#### [Extracted text]
Search code examples
postgresqlpg-dumppg-restore

Restoring DB using psql faster than pg_restore?


I'm trying to speed up the process of dumping and restoring databases. At the moment, we do pg_dump --no-privileges --no-owner -w source_db | psql target_db (the DB is created before this). I read that the custom format is preferable, and I expected a binary format to be faster than a textual representation.

First test

hyperfine --prepare './drop_db.sh target_db ; ./create_db.sh target_db' --runs=3  -i --export-markdown report.md \
'pg_dump --no-privileges --format=custom source_db | pg_restore --dbname=target_db' \
'pg_dump --no-privileges --no-owner -w source_db | psql target_db'
Command Mean [s] Min [s] Max [s] Relative Resources
pg_dump --no-privileges --format=custom source_db | pg_restore --dbname=target_db 693.527 ± 5.741 688.635 699.848 1.03 ± 0.03 User: 165.459 s, System: 18.331 s
pg_dump --no-privileges --no-owner -w source_db | psql target_db 673.223 ± 8.535 663.433 679.100 1.00 User: 12.348 s, System: 25.697 s

→ psql is 20 s faster

Compression

I tested with different levels of compression because I read that compression is slow.

#### [Work instructions]
1. Answer these about the thread on restoring a database with psql versus pg_restore:
(a) What command does the poster currently run to dump and restore?
(b) How many runs does the hyperfine command specify?
(c) By how many seconds is psql faster in the first test?
2. Carry on the thread about restoring a database with psql versus pg_restore, starting after its last sentence.

Saved entries:
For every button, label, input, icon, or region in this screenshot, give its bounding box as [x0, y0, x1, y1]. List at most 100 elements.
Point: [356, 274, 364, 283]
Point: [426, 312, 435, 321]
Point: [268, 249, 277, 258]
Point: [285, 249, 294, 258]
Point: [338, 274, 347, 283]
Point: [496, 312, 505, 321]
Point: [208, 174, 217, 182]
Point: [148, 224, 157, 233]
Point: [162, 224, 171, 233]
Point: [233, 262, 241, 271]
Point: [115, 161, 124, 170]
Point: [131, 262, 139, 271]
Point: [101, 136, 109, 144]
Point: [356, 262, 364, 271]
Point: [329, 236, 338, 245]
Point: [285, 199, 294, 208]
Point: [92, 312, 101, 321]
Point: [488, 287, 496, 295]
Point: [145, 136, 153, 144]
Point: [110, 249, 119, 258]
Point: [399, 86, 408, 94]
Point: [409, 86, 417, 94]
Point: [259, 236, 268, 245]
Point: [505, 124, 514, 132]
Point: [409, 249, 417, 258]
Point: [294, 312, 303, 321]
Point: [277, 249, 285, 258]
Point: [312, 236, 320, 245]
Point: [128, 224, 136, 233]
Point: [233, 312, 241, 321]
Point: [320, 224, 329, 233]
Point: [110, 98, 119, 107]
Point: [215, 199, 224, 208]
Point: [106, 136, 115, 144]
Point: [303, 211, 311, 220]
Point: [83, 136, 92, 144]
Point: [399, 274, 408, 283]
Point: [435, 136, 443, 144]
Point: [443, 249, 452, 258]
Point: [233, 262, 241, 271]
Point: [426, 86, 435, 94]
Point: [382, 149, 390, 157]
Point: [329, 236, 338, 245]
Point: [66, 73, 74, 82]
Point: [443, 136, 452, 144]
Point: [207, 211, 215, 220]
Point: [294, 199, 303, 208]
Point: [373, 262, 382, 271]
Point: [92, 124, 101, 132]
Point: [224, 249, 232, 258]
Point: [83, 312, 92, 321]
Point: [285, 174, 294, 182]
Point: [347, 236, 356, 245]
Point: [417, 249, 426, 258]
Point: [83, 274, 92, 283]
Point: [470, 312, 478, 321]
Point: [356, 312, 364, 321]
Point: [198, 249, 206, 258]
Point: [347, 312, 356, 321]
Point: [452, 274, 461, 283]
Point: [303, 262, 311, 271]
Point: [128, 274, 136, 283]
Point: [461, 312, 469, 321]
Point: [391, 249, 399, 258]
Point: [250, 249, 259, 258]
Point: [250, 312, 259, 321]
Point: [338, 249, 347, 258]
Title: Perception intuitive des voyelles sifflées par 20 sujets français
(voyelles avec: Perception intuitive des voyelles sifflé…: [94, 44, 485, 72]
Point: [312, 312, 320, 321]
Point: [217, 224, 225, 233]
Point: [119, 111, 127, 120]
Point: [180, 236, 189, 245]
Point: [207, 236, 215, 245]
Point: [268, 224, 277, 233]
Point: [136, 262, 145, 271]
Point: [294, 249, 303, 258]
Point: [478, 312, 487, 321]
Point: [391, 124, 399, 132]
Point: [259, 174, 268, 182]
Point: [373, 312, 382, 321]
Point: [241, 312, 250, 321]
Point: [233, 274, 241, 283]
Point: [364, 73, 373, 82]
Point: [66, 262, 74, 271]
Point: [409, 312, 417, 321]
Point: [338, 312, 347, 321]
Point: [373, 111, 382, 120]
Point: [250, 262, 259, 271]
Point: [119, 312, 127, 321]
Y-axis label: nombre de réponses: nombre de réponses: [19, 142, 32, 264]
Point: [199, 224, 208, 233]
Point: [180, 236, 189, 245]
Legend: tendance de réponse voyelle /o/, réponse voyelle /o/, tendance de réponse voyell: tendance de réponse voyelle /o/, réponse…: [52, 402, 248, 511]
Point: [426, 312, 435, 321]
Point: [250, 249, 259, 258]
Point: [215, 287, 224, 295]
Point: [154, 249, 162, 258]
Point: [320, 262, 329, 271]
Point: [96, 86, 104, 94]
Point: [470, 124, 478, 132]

#### [Response list]
1.
(a) pg_dump --no-privileges --no-owner -w source_db | psql target_db
(b) 3
(c) 20 seconds

2.
hyperfine --prepare './drop_db.sh target_db ; ./create_db.sh target_db' --runs=3  -i --export-markdown report.md \
'pg_dump --compress=0 --no-privileges --format=custom source_db | pg_restore --dbname=target_db' \
'pg_dump --compress=1 --no-privileges --format=custom source_db | pg_restore --dbname=target_db' \
'pg_dump --compress=5 --no-privileges --format=custom source_db | pg_restore --dbname=target_db' \
'pg_dump --no-privileges --no-owner -w source_db | psql target_db'
Command Mean [s] Min [s] Max [s] Relative Resources
pg_dump --compress=0 --no-privileges --format=custom source_db | pg_restore --dbname=target_db 702.692 ± 6.316 698.376 709.942 1.05 ± 0.03 User: 18.090 s, System: 28.934 s
pg_dump --compress=1 --no-privileges --format=custom source_db | pg_restore --dbname=target_db 672.341 ± 15.539 655.448 686.025 1.00 User: 89.223 s, System: 21.904 s
pg_dump --compress=5 --no-privileges --format=custom source_db | pg_restore --dbname=target_db 693.527 ± 5.741 688.635 699.848 1.03 ± 0.03 User: 165.459 s, System: 18.331 s
pg_dump --no-privileges --no-owner -w source_db | psql target_db 673.223 ± 8.535 663.433 679.100 1.00 ± 0.03 User: 12.348 s, System: 25.697 s

→ same performance in the best case

Dump / restore separated

As asked by @Bergi and @Nick I measured dumping and restoring separately.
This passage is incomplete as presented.